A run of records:

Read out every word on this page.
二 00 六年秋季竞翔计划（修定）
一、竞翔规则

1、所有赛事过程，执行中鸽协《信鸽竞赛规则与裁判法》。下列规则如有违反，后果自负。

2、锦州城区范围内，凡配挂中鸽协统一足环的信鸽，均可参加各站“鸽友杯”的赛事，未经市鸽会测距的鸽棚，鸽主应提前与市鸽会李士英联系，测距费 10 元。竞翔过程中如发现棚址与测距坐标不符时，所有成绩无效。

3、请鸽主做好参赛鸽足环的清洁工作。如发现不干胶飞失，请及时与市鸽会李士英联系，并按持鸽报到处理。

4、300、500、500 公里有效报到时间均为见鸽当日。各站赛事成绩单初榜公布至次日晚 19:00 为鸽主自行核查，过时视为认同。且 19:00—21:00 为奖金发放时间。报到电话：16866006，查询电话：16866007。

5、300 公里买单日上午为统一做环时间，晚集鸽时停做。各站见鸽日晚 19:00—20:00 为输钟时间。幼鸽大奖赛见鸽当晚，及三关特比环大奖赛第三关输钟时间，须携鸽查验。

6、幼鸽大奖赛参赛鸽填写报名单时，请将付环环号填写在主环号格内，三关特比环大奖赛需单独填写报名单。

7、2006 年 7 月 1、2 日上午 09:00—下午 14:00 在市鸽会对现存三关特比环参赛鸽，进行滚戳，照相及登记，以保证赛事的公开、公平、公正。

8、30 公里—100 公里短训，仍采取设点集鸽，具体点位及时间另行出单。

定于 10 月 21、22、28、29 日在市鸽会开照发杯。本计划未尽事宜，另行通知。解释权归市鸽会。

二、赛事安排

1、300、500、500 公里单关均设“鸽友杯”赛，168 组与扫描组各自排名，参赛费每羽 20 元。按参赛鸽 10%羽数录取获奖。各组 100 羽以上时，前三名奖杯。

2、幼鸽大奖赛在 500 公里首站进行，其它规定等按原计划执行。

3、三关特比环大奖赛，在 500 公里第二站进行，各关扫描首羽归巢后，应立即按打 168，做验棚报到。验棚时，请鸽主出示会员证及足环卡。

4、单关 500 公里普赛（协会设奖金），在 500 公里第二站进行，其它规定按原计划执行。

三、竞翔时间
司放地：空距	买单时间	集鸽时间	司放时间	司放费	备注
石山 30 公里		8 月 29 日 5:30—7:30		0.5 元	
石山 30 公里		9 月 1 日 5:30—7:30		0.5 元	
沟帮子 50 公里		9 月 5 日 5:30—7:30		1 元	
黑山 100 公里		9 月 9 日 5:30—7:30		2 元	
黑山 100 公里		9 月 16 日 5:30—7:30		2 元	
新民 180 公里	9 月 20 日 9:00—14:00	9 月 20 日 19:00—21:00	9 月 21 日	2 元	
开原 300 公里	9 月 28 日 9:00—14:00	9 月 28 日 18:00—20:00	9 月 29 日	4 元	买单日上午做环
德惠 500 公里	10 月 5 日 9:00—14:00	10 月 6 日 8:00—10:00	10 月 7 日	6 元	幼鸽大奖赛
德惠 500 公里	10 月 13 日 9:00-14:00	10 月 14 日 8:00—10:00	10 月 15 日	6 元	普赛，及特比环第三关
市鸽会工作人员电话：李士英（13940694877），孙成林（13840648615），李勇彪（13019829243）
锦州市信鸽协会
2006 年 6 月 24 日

▶ _GOAL_:
Quote all the records. Keep every word exact.

▶ _FINAL RESULT_:
Read out every word on this page.
二 00 六年秋季竞翔计划（修定）
一、竞翔规则

1、所有赛事过程，执行中鸽协《信鸽竞赛规则与裁判法》。下列规则如有违反，后果自负。

2、锦州城区范围内，凡配挂中鸽协统一足环的信鸽，均可参加各站“鸽友杯”的赛事，未经市鸽会测距的鸽棚，鸽主应提前与市鸽会李士英联系，测距费 10 元。竞翔过程中如发现棚址与测距坐标不符时，所有成绩无效。

3、请鸽主做好参赛鸽足环的清洁工作。如发现不干胶飞失，请及时与市鸽会李士英联系，并按持鸽报到处理。

4、300、500、500 公里有效报到时间均为见鸽当日。各站赛事成绩单初榜公布至次日晚 19:00 为鸽主自行核查，过时视为认同。且 19:00—21:00 为奖金发放时间。报到电话：16866006，查询电话：16866007。

5、300 公里买单日上午为统一做环时间，晚集鸽时停做。各站见鸽日晚 19:00—20:00 为输钟时间。幼鸽大奖赛见鸽当晚，及三关特比环大奖赛第三关输钟时间，须携鸽查验。

6、幼鸽大奖赛参赛鸽填写报名单时，请将付环环号填写在主环号格内，三关特比环大奖赛需单独填写报名单。

7、2006 年 7 月 1、2 日上午 09:00—下午 14:00 在市鸽会对现存三关特比环参赛鸽，进行滚戳，照相及登记，以保证赛事的公开、公平、公正。

8、30 公里—100 公里短训，仍采取设点集鸽，具体点位及时间另行出单。

定于 10 月 21、22、28、29 日在市鸽会开照发杯。本计划未尽事宜，另行通知。解释权归市鸽会。

二、赛事安排

1、300、500、500 公里单关均设“鸽友杯”赛，168 组与扫描组各自排名，参赛费每羽 20 元。按参赛鸽 10%羽数录取获奖。各组 100 羽以上时，前三名奖杯。

2、幼鸽大奖赛在 500 公里首站进行，其它规定等按原计划执行。

3、三关特比环大奖赛，在 500 公里第二站进行，各关扫描首羽归巢后，应立即按打 168，做验棚报到。验棚时，请鸽主出示会员证及足环卡。

4、单关 500 公里普赛（协会设奖金），在 500 公里第二站进行，其它规定按原计划执行。

三、竞翔时间
司放地：空距	买单时间	集鸽时间	司放时间	司放费	备注
石山 30 公里		8 月 29 日 5:30—7:30		0.5 元	
石山 30 公里		9 月 1 日 5:30—7:30		0.5 元	
沟帮子 50 公里		9 月 5 日 5:30—7:30		1 元	
黑山 100 公里		9 月 9 日 5:30—7:30		2 元	
黑山 100 公里		9 月 16 日 5:30—7:30		2 元	
新民 180 公里	9 月 20 日 9:00—14:00	9 月 20 日 19:00—21:00	9 月 21 日	2 元	
开原 300 公里	9 月 28 日 9:00—14:00	9 月 28 日 18:00—20:00	9 月 29 日	4 元	买单日上午做环
德惠 500 公里	10 月 5 日 9:00—14:00	10 月 6 日 8:00—10:00	10 月 7 日	6 元	幼鸽大奖赛
德惠 500 公里	10 月 13 日 9:00-14:00	10 月 14 日 8:00—10:00	10 月 15 日	6 元	普赛，及特比环第三关
市鸽会工作人员电话：李士英（13940694877），孙成林（13840648615），李勇彪（13019829243）
锦州市信鸽协会
2006 年 6 月 24 日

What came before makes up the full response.